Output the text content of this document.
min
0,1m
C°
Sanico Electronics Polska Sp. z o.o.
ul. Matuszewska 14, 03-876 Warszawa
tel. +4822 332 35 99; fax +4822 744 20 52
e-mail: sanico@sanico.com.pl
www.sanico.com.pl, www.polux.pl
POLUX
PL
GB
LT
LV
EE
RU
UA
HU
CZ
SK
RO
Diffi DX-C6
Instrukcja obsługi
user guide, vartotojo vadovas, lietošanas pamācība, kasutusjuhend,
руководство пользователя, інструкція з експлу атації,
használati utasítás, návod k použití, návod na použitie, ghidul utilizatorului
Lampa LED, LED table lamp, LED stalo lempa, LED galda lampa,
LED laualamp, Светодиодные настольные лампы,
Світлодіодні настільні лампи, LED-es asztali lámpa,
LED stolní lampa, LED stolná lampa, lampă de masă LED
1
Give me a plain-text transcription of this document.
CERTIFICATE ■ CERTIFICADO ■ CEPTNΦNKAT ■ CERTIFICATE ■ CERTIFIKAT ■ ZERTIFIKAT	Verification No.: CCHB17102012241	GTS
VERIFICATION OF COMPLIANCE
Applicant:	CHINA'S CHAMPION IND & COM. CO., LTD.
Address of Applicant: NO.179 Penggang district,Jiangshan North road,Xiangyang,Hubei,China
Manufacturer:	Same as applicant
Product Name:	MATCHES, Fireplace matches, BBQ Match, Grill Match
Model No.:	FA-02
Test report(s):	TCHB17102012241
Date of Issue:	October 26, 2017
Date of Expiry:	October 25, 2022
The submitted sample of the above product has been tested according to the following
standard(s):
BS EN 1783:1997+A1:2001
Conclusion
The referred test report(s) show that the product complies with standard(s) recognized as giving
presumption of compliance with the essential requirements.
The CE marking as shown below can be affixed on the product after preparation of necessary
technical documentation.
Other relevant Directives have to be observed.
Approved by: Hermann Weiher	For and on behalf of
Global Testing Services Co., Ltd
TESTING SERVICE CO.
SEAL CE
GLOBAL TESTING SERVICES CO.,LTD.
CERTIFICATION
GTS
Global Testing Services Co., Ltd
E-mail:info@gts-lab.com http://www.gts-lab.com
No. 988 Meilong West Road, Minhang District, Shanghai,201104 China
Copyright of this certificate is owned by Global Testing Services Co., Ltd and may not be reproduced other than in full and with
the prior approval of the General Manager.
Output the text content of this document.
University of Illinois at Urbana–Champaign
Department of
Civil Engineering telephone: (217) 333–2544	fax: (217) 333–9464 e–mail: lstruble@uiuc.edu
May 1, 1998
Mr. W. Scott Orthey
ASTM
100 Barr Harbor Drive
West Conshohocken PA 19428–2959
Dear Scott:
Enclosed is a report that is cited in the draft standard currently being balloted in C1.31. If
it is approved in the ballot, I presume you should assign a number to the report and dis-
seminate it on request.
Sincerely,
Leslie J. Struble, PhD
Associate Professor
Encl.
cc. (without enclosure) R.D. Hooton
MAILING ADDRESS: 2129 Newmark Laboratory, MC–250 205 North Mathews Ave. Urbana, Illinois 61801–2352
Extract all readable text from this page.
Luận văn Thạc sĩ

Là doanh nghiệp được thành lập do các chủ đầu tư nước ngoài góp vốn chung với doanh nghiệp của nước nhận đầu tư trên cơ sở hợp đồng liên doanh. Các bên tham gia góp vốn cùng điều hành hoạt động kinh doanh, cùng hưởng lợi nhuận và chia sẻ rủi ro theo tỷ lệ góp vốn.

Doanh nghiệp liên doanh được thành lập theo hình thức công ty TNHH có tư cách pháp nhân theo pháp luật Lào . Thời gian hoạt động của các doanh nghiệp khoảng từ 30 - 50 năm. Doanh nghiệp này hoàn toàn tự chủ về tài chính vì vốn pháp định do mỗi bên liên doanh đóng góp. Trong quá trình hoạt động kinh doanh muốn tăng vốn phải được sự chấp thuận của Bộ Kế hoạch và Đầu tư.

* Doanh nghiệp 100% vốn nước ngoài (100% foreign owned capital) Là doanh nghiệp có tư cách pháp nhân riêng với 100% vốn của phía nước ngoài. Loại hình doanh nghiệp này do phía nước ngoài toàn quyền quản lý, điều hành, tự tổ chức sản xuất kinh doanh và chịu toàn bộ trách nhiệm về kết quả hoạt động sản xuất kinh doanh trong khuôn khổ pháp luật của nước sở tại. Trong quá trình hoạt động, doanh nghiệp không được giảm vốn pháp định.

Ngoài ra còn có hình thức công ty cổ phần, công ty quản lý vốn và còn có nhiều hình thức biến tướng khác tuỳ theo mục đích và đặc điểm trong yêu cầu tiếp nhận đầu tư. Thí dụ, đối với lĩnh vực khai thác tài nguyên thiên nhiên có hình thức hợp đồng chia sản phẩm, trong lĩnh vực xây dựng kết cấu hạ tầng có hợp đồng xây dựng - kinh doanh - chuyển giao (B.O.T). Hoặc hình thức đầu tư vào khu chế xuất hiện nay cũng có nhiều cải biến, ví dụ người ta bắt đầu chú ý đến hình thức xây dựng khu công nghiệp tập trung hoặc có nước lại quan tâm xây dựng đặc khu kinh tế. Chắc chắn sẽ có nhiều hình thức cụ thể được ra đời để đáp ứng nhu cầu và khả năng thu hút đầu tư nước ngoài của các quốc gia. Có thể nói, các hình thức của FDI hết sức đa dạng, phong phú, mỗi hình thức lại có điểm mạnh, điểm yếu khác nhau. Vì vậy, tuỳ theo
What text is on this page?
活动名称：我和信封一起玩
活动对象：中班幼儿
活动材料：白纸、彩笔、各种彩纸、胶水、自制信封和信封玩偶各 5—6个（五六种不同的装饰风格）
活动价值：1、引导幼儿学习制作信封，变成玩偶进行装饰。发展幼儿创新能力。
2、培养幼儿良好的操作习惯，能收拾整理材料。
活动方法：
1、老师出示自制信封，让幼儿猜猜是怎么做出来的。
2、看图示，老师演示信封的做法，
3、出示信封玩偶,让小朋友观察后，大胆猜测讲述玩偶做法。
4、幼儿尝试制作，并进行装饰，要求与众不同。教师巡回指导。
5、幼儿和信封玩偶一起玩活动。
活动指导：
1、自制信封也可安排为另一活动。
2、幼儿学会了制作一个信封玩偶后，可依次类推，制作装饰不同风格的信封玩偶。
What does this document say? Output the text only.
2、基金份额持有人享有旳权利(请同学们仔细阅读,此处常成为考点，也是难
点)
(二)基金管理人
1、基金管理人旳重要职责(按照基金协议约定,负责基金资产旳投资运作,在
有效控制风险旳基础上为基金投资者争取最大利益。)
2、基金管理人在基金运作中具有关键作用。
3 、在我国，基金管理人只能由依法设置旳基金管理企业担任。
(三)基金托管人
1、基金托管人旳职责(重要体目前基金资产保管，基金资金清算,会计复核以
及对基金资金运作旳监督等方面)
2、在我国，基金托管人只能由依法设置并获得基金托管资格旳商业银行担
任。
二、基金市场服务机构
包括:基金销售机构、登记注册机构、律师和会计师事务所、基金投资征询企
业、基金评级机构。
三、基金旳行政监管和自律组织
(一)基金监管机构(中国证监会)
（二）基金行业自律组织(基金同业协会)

-.-.-

Each of the records should be retyped exactly.

Output the text content of this document.
min
0,1m
C°
Sanico Electronics Polska Sp. z o.o.
ul. Matuszewska 14, 03-876 Warszawa
tel. +4822 332 35 99; fax +4822 744 20 52
e-mail: sanico@sanico.com.pl
www.sanico.com.pl, www.polux.pl
POLUX
PL
GB
LT
LV
EE
RU
UA
HU
CZ
SK
RO
Diffi DX-C6
Instrukcja obsługi
user guide, vartotojo vadovas, lietošanas pamācība, kasutusjuhend,
руководство пользователя, інструкція з експлу атації,
használati utasítás, návod k použití, návod na použitie, ghidul utilizatorului
Lampa LED, LED table lamp, LED stalo lempa, LED galda lampa,
LED laualamp, Светодиодные настольные лампы,
Світлодіодні настільні лампи, LED-es asztali lámpa,
LED stolní lampa, LED stolná lampa, lampă de masă LED
1
Give me a plain-text transcription of this document.
CERTIFICATE ■ CERTIFICADO ■ CEPTNΦNKAT ■ CERTIFICATE ■ CERTIFIKAT ■ ZERTIFIKAT	Verification No.: CCHB17102012241	GTS
VERIFICATION OF COMPLIANCE
Applicant:	CHINA'S CHAMPION IND & COM. CO., LTD.
Address of Applicant: NO.179 Penggang district,Jiangshan North road,Xiangyang,Hubei,China
Manufacturer:	Same as applicant
Product Name:	MATCHES, Fireplace matches, BBQ Match, Grill Match
Model No.:	FA-02
Test report(s):	TCHB17102012241
Date of Issue:	October 26, 2017
Date of Expiry:	October 25, 2022
The submitted sample of the above product has been tested according to the following
standard(s):
BS EN 1783:1997+A1:2001
Conclusion
The referred test report(s) show that the product complies with standard(s) recognized as giving
presumption of compliance with the essential requirements.
The CE marking as shown below can be affixed on the product after preparation of necessary
technical documentation.
Other relevant Directives have to be observed.
Approved by: Hermann Weiher	For and on behalf of
Global Testing Services Co., Ltd
TESTING SERVICE CO.
SEAL CE
GLOBAL TESTING SERVICES CO.,LTD.
CERTIFICATION
GTS
Global Testing Services Co., Ltd
E-mail:info@gts-lab.com http://www.gts-lab.com
No. 988 Meilong West Road, Minhang District, Shanghai,201104 China
Copyright of this certificate is owned by Global Testing Services Co., Ltd and may not be reproduced other than in full and with
the prior approval of the General Manager.
Output the text content of this document.
University of Illinois at Urbana–Champaign
Department of
Civil Engineering telephone: (217) 333–2544	fax: (217) 333–9464 e–mail: lstruble@uiuc.edu
May 1, 1998
Mr. W. Scott Orthey
ASTM
100 Barr Harbor Drive
West Conshohocken PA 19428–2959
Dear Scott:
Enclosed is a report that is cited in the draft standard currently being balloted in C1.31. If
it is approved in the ballot, I presume you should assign a number to the report and dis-
seminate it on request.
Sincerely,
Leslie J. Struble, PhD
Associate Professor
Encl.
cc. (without enclosure) R.D. Hooton
MAILING ADDRESS: 2129 Newmark Laboratory, MC–250 205 North Mathews Ave. Urbana, Illinois 61801–2352
Extract all readable text from this page.
Luận văn Thạc sĩ

Là doanh nghiệp được thành lập do các chủ đầu tư nước ngoài góp vốn chung với doanh nghiệp của nước nhận đầu tư trên cơ sở hợp đồng liên doanh. Các bên tham gia góp vốn cùng điều hành hoạt động kinh doanh, cùng hưởng lợi nhuận và chia sẻ rủi ro theo tỷ lệ góp vốn.

Doanh nghiệp liên doanh được thành lập theo hình thức công ty TNHH có tư cách pháp nhân theo pháp luật Lào . Thời gian hoạt động của các doanh nghiệp khoảng từ 30 - 50 năm. Doanh nghiệp này hoàn toàn tự chủ về tài chính vì vốn pháp định do mỗi bên liên doanh đóng góp. Trong quá trình hoạt động kinh doanh muốn tăng vốn phải được sự chấp thuận của Bộ Kế hoạch và Đầu tư.

* Doanh nghiệp 100% vốn nước ngoài (100% foreign owned capital) Là doanh nghiệp có tư cách pháp nhân riêng với 100% vốn của phía nước ngoài. Loại hình doanh nghiệp này do phía nước ngoài toàn quyền quản lý, điều hành, tự tổ chức sản xuất kinh doanh và chịu toàn bộ trách nhiệm về kết quả hoạt động sản xuất kinh doanh trong khuôn khổ pháp luật của nước sở tại. Trong quá trình hoạt động, doanh nghiệp không được giảm vốn pháp định.

Ngoài ra còn có hình thức công ty cổ phần, công ty quản lý vốn và còn có nhiều hình thức biến tướng khác tuỳ theo mục đích và đặc điểm trong yêu cầu tiếp nhận đầu tư. Thí dụ, đối với lĩnh vực khai thác tài nguyên thiên nhiên có hình thức hợp đồng chia sản phẩm, trong lĩnh vực xây dựng kết cấu hạ tầng có hợp đồng xây dựng - kinh doanh - chuyển giao (B.O.T). Hoặc hình thức đầu tư vào khu chế xuất hiện nay cũng có nhiều cải biến, ví dụ người ta bắt đầu chú ý đến hình thức xây dựng khu công nghiệp tập trung hoặc có nước lại quan tâm xây dựng đặc khu kinh tế. Chắc chắn sẽ có nhiều hình thức cụ thể được ra đời để đáp ứng nhu cầu và khả năng thu hút đầu tư nước ngoài của các quốc gia. Có thể nói, các hình thức của FDI hết sức đa dạng, phong phú, mỗi hình thức lại có điểm mạnh, điểm yếu khác nhau. Vì vậy, tuỳ theo
What text is on this page?
活动名称：我和信封一起玩
活动对象：中班幼儿
活动材料：白纸、彩笔、各种彩纸、胶水、自制信封和信封玩偶各 5—6个（五六种不同的装饰风格）
活动价值：1、引导幼儿学习制作信封，变成玩偶进行装饰。发展幼儿创新能力。
2、培养幼儿良好的操作习惯，能收拾整理材料。
活动方法：
1、老师出示自制信封，让幼儿猜猜是怎么做出来的。
2、看图示，老师演示信封的做法，
3、出示信封玩偶,让小朋友观察后，大胆猜测讲述玩偶做法。
4、幼儿尝试制作，并进行装饰，要求与众不同。教师巡回指导。
5、幼儿和信封玩偶一起玩活动。
活动指导：
1、自制信封也可安排为另一活动。
2、幼儿学会了制作一个信封玩偶后，可依次类推，制作装饰不同风格的信封玩偶。
What does this document say? Output the text only.
2、基金份额持有人享有旳权利(请同学们仔细阅读,此处常成为考点，也是难
点)
(二)基金管理人
1、基金管理人旳重要职责(按照基金协议约定,负责基金资产旳投资运作,在
有效控制风险旳基础上为基金投资者争取最大利益。)
2、基金管理人在基金运作中具有关键作用。
3 、在我国，基金管理人只能由依法设置旳基金管理企业担任。
(三)基金托管人
1、基金托管人旳职责(重要体目前基金资产保管，基金资金清算,会计复核以
及对基金资金运作旳监督等方面)
2、在我国，基金托管人只能由依法设置并获得基金托管资格旳商业银行担
任。
二、基金市场服务机构
包括:基金销售机构、登记注册机构、律师和会计师事务所、基金投资征询企
业、基金评级机构。
三、基金旳行政监管和自律组织
(一)基金监管机构(中国证监会)
（二）基金行业自律组织(基金同业协会)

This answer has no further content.